• **INFORMATION PROVIDED**

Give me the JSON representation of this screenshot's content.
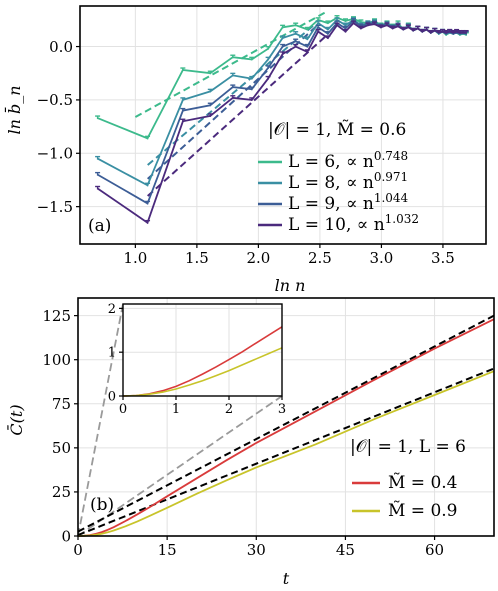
{
  "chart_data": [
    {
      "id": "a",
      "type": "line",
      "panel_label": "(a)",
      "xlabel": "ln n",
      "ylabel": "ln b̄_n",
      "xlim": [
        0.55,
        3.85
      ],
      "ylim": [
        -1.85,
        0.38
      ],
      "x_ticks": [
        1.0,
        1.5,
        2.0,
        2.5,
        3.0,
        3.5
      ],
      "x_tick_labels": [
        "1.0",
        "1.5",
        "2.0",
        "2.5",
        "3.0",
        "3.5"
      ],
      "y_ticks": [
        -1.5,
        -1.0,
        -0.5,
        0.0
      ],
      "y_tick_labels": [
        "−1.5",
        "−1.0",
        "−0.5",
        "0.0"
      ],
      "grid": true,
      "legend_title": "|𝒪| = 1, M̃ = 0.6",
      "legend_position": "right",
      "x": [
        0.693,
        1.099,
        1.386,
        1.609,
        1.792,
        1.946,
        2.079,
        2.197,
        2.303,
        2.398,
        2.485,
        2.565,
        2.639,
        2.708,
        2.773,
        2.833,
        2.89,
        2.944,
        2.996,
        3.045,
        3.091,
        3.135,
        3.178,
        3.219,
        3.258,
        3.296,
        3.332,
        3.367,
        3.401,
        3.434,
        3.466,
        3.497,
        3.526,
        3.555,
        3.584,
        3.611,
        3.638,
        3.664,
        3.689
      ],
      "series": [
        {
          "name": "L = 6, ∝ n^0.748",
          "label_main": "L = 6, ∝ n",
          "exponent": "0.748",
          "color": "#3cba8c",
          "values": [
            -0.67,
            -0.86,
            -0.22,
            -0.25,
            -0.1,
            -0.12,
            -0.02,
            0.18,
            0.2,
            0.16,
            0.25,
            0.22,
            0.27,
            0.24,
            0.26,
            0.23,
            0.22,
            0.24,
            0.2,
            0.22,
            0.19,
            0.22,
            0.16,
            0.2,
            0.15,
            0.17,
            0.14,
            0.16,
            0.13,
            0.15,
            0.12,
            0.14,
            0.11,
            0.13,
            0.12,
            0.13,
            0.11,
            0.12,
            0.11
          ],
          "fit_x": [
            1.0,
            2.56
          ],
          "fit_y": [
            -0.66,
            0.33
          ]
        },
        {
          "name": "L = 8, ∝ n^0.971",
          "label_main": "L = 8, ∝ n",
          "exponent": "0.971",
          "color": "#3a8fa3",
          "values": [
            -1.05,
            -1.3,
            -0.5,
            -0.42,
            -0.27,
            -0.3,
            -0.12,
            0.08,
            0.12,
            0.07,
            0.22,
            0.16,
            0.25,
            0.2,
            0.25,
            0.2,
            0.22,
            0.23,
            0.19,
            0.21,
            0.18,
            0.2,
            0.16,
            0.19,
            0.15,
            0.17,
            0.14,
            0.16,
            0.13,
            0.15,
            0.12,
            0.14,
            0.12,
            0.13,
            0.12,
            0.13,
            0.12,
            0.12,
            0.12
          ],
          "fit_x": [
            1.1,
            2.45
          ],
          "fit_y": [
            -1.11,
            0.2
          ]
        },
        {
          "name": "L = 9, ∝ n^1.044",
          "label_main": "L = 9, ∝ n",
          "exponent": "1.044",
          "color": "#3c5d96",
          "values": [
            -1.2,
            -1.47,
            -0.6,
            -0.55,
            -0.38,
            -0.4,
            -0.2,
            0.0,
            0.05,
            0.0,
            0.18,
            0.12,
            0.22,
            0.17,
            0.24,
            0.19,
            0.21,
            0.22,
            0.19,
            0.21,
            0.18,
            0.2,
            0.16,
            0.19,
            0.15,
            0.17,
            0.14,
            0.16,
            0.13,
            0.15,
            0.13,
            0.14,
            0.12,
            0.14,
            0.12,
            0.13,
            0.12,
            0.13,
            0.12
          ],
          "fit_x": [
            1.1,
            2.5
          ],
          "fit_y": [
            -1.24,
            0.22
          ]
        },
        {
          "name": "L = 10, ∝ n^1.032",
          "label_main": "L = 10, ∝ n",
          "exponent": "1.032",
          "color": "#4b2a7d",
          "values": [
            -1.33,
            -1.65,
            -0.7,
            -0.65,
            -0.48,
            -0.5,
            -0.3,
            -0.07,
            0.0,
            -0.05,
            0.14,
            0.08,
            0.2,
            0.14,
            0.22,
            0.17,
            0.2,
            0.21,
            0.18,
            0.2,
            0.17,
            0.19,
            0.16,
            0.18,
            0.15,
            0.17,
            0.14,
            0.16,
            0.13,
            0.15,
            0.13,
            0.14,
            0.13,
            0.14,
            0.13,
            0.14,
            0.13,
            0.13,
            0.13
          ],
          "fit_x": [
            1.1,
            2.55
          ],
          "fit_y": [
            -1.4,
            0.1
          ]
        }
      ]
    },
    {
      "id": "b",
      "type": "line",
      "panel_label": "(b)",
      "xlabel": "t",
      "ylabel": "C̄(t)",
      "xlim": [
        0,
        70
      ],
      "ylim": [
        0,
        135
      ],
      "x_ticks": [
        0,
        15,
        30,
        45,
        60
      ],
      "x_tick_labels": [
        "0",
        "15",
        "30",
        "45",
        "60"
      ],
      "y_ticks": [
        0,
        25,
        50,
        75,
        100,
        125
      ],
      "y_tick_labels": [
        "0",
        "25",
        "50",
        "75",
        "100",
        "125"
      ],
      "grid": true,
      "legend_title": "|𝒪| = 1,  L = 6",
      "legend_position": "bottom-right",
      "series": [
        {
          "name": "M̃ = 0.4",
          "color": "#d93b3b",
          "x": [
            0,
            1,
            2,
            3,
            4,
            5,
            6,
            8,
            10,
            12,
            15,
            20,
            25,
            30,
            40,
            50,
            60,
            70
          ],
          "values": [
            0,
            0.1,
            0.5,
            1.2,
            2.2,
            3.5,
            5.0,
            8.5,
            12.3,
            16.2,
            22.5,
            32.8,
            43.0,
            52.8,
            70.8,
            88.8,
            106.3,
            123.0
          ]
        },
        {
          "name": "M̃ = 0.9",
          "color": "#c8c42a",
          "x": [
            0,
            1,
            2,
            3,
            4,
            5,
            6,
            8,
            10,
            12,
            15,
            20,
            25,
            30,
            40,
            50,
            60,
            70
          ],
          "values": [
            0,
            0.1,
            0.3,
            0.7,
            1.3,
            2.1,
            3.1,
            5.5,
            8.3,
            11.3,
            16.0,
            24.0,
            31.6,
            38.9,
            52.0,
            66.5,
            80.0,
            93.5
          ]
        }
      ],
      "fits": [
        {
          "color": "#000000",
          "x": [
            0,
            70
          ],
          "values": [
            2.5,
            125.0
          ]
        },
        {
          "color": "#000000",
          "x": [
            0,
            70
          ],
          "values": [
            0.5,
            95.0
          ]
        }
      ],
      "inset": {
        "xlim": [
          0,
          3
        ],
        "ylim": [
          0,
          2.1
        ],
        "x_ticks": [
          0,
          1,
          2,
          3
        ],
        "x_tick_labels": [
          "0",
          "1",
          "2",
          "3"
        ],
        "y_ticks": [
          0,
          1,
          2
        ],
        "y_tick_labels": [
          "0",
          "1",
          "2"
        ],
        "grid": true,
        "x": [
          0,
          0.25,
          0.5,
          0.75,
          1.0,
          1.25,
          1.5,
          1.75,
          2.0,
          2.25,
          2.5,
          2.75,
          3.0
        ],
        "series": [
          {
            "color": "#d93b3b",
            "values": [
              0,
              0.01,
              0.05,
              0.12,
              0.22,
              0.35,
              0.5,
              0.66,
              0.83,
              1.01,
              1.2,
              1.39,
              1.58
            ]
          },
          {
            "color": "#c8c42a",
            "values": [
              0,
              0.01,
              0.04,
              0.09,
              0.16,
              0.25,
              0.35,
              0.46,
              0.58,
              0.71,
              0.84,
              0.97,
              1.1
            ]
          }
        ]
      }
    }
  ]
}
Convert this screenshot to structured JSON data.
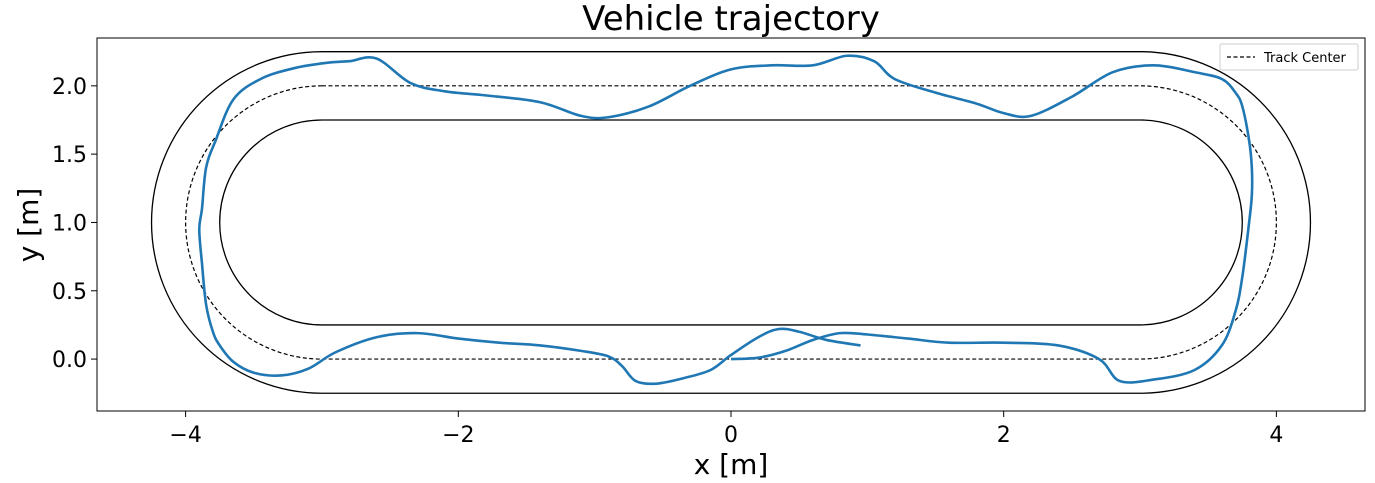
{
  "chart_data": {
    "type": "line",
    "title": "Vehicle trajectory",
    "xlabel": "x [m]",
    "ylabel": "y [m]",
    "xlim": [
      -4.65,
      4.65
    ],
    "ylim": [
      -0.38,
      2.35
    ],
    "xticks": [
      -4,
      -2,
      0,
      2,
      4
    ],
    "xtick_labels": [
      "−4",
      "−2",
      "0",
      "2",
      "4"
    ],
    "yticks": [
      0.0,
      0.5,
      1.0,
      1.5,
      2.0
    ],
    "ytick_labels": [
      "0.0",
      "0.5",
      "1.0",
      "1.5",
      "2.0"
    ],
    "grid": false,
    "legend": {
      "location": "top-right",
      "entries": [
        "Track Center"
      ]
    },
    "track": {
      "straight_x": [
        -3,
        3
      ],
      "center_y": 1.0,
      "center_radius": 1.0,
      "outer_radius": 1.25,
      "inner_radius": 0.75
    },
    "series": [
      {
        "name": "Track Center",
        "style": "dashed",
        "color": "#000000",
        "shape": "stadium",
        "radius": 1.0
      },
      {
        "name": "",
        "style": "solid",
        "color": "#1f77b4",
        "x": [
          0.0,
          0.2,
          0.4,
          0.6,
          0.8,
          1.0,
          1.3,
          1.6,
          2.0,
          2.4,
          2.7,
          2.85,
          3.1,
          3.4,
          3.6,
          3.7,
          3.75,
          3.8,
          3.82,
          3.82,
          3.8,
          3.75,
          3.7,
          3.6,
          3.4,
          3.1,
          2.8,
          2.5,
          2.2,
          2.0,
          1.8,
          1.5,
          1.2,
          1.05,
          0.85,
          0.6,
          0.3,
          0.0,
          -0.3,
          -0.6,
          -0.9,
          -1.1,
          -1.4,
          -1.8,
          -2.1,
          -2.35,
          -2.6,
          -2.8,
          -2.95,
          -3.2,
          -3.45,
          -3.65,
          -3.78,
          -3.85,
          -3.88,
          -3.9,
          -3.88,
          -3.85,
          -3.8,
          -3.75,
          -3.65,
          -3.5,
          -3.3,
          -3.1,
          -2.9,
          -2.6,
          -2.3,
          -2.0,
          -1.7,
          -1.4,
          -1.1,
          -0.9,
          -0.8,
          -0.7,
          -0.55,
          -0.35,
          -0.15,
          0.0,
          0.2,
          0.35,
          0.5,
          0.7,
          0.95
        ],
        "y": [
          0.0,
          0.01,
          0.06,
          0.14,
          0.19,
          0.18,
          0.15,
          0.12,
          0.12,
          0.1,
          0.0,
          -0.16,
          -0.15,
          -0.08,
          0.1,
          0.35,
          0.6,
          1.0,
          1.2,
          1.4,
          1.6,
          1.85,
          1.95,
          2.05,
          2.1,
          2.15,
          2.1,
          1.92,
          1.78,
          1.8,
          1.87,
          1.95,
          2.05,
          2.18,
          2.22,
          2.15,
          2.15,
          2.12,
          2.0,
          1.85,
          1.77,
          1.78,
          1.88,
          1.93,
          1.96,
          2.02,
          2.2,
          2.18,
          2.17,
          2.13,
          2.05,
          1.9,
          1.6,
          1.4,
          1.1,
          0.95,
          0.7,
          0.4,
          0.2,
          0.1,
          -0.02,
          -0.1,
          -0.12,
          -0.07,
          0.05,
          0.16,
          0.19,
          0.15,
          0.12,
          0.1,
          0.06,
          0.02,
          -0.05,
          -0.16,
          -0.18,
          -0.14,
          -0.08,
          0.03,
          0.16,
          0.22,
          0.2,
          0.14,
          0.1
        ]
      }
    ]
  }
}
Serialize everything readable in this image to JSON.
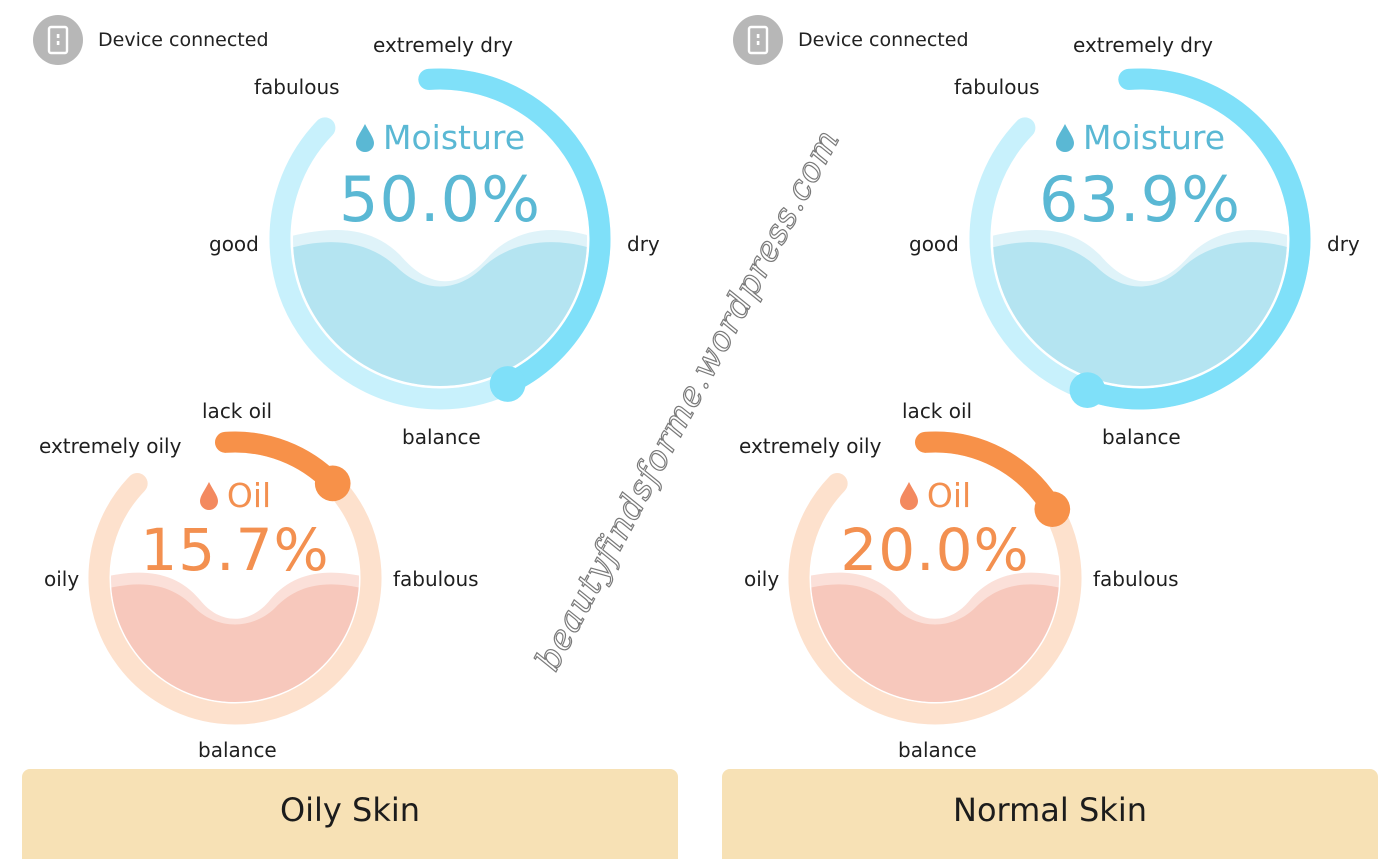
{
  "panels": [
    {
      "device_status": "Device connected",
      "moisture": {
        "title": "Moisture",
        "value": "50.0%",
        "value_fraction": 0.5,
        "labels": {
          "top": "extremely dry",
          "top_left": "fabulous",
          "left": "good",
          "right": "dry",
          "bottom": "balance"
        }
      },
      "oil": {
        "title": "Oil",
        "value": "15.7%",
        "value_fraction": 0.157,
        "labels": {
          "top": "lack oil",
          "top_left": "extremely oily",
          "left": "oily",
          "right": "fabulous",
          "bottom": "balance"
        }
      },
      "skin_type": "Oily Skin"
    },
    {
      "device_status": "Device connected",
      "moisture": {
        "title": "Moisture",
        "value": "63.9%",
        "value_fraction": 0.639,
        "labels": {
          "top": "extremely dry",
          "top_left": "fabulous",
          "left": "good",
          "right": "dry",
          "bottom": "balance"
        }
      },
      "oil": {
        "title": "Oil",
        "value": "20.0%",
        "value_fraction": 0.2,
        "labels": {
          "top": "lack oil",
          "top_left": "extremely oily",
          "left": "oily",
          "right": "fabulous",
          "bottom": "balance"
        }
      },
      "skin_type": "Normal Skin"
    }
  ],
  "watermark": "beautyfindsforme.wordpress.com",
  "icons": {
    "device": "device-icon",
    "drop": "water-drop-icon"
  },
  "colors": {
    "moisture_arc": "#7fe0f9",
    "moisture_track": "#c8f1fc",
    "moisture_text": "#5ab8d4",
    "moisture_fill": "#b4e4f1",
    "oil_arc": "#f79149",
    "oil_track": "#fde1cd",
    "oil_text": "#f39050",
    "oil_fill": "#f7c8bc",
    "skin_bar": "#f7e1b5"
  }
}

• **WORK TO COMPLETE**
Take the line containing "Serialize everything readable" through the last line of the material and retype exactly those lines, both ends included, with no pictures.

• **EXPECTED ANSWER**
Serialize everything readable in this image to JSON.
{
  "panels": [
    {
      "device_status": "Device connected",
      "moisture": {
        "title": "Moisture",
        "value": "50.0%",
        "value_fraction": 0.5,
        "labels": {
          "top": "extremely dry",
          "top_left": "fabulous",
          "left": "good",
          "right": "dry",
          "bottom": "balance"
        }
      },
      "oil": {
        "title": "Oil",
        "value": "15.7%",
        "value_fraction": 0.157,
        "labels": {
          "top": "lack oil",
          "top_left": "extremely oily",
          "left": "oily",
          "right": "fabulous",
          "bottom": "balance"
        }
      },
      "skin_type": "Oily Skin"
    },
    {
      "device_status": "Device connected",
      "moisture": {
        "title": "Moisture",
        "value": "63.9%",
        "value_fraction": 0.639,
        "labels": {
          "top": "extremely dry",
          "top_left": "fabulous",
          "left": "good",
          "right": "dry",
          "bottom": "balance"
        }
      },
      "oil": {
        "title": "Oil",
        "value": "20.0%",
        "value_fraction": 0.2,
        "labels": {
          "top": "lack oil",
          "top_left": "extremely oily",
          "left": "oily",
          "right": "fabulous",
          "bottom": "balance"
        }
      },
      "skin_type": "Normal Skin"
    }
  ],
  "watermark": "beautyfindsforme.wordpress.com",
  "icons": {
    "device": "device-icon",
    "drop": "water-drop-icon"
  },
  "colors": {
    "moisture_arc": "#7fe0f9",
    "moisture_track": "#c8f1fc",
    "moisture_text": "#5ab8d4",
    "moisture_fill": "#b4e4f1",
    "oil_arc": "#f79149",
    "oil_track": "#fde1cd",
    "oil_text": "#f39050",
    "oil_fill": "#f7c8bc",
    "skin_bar": "#f7e1b5"
  }
}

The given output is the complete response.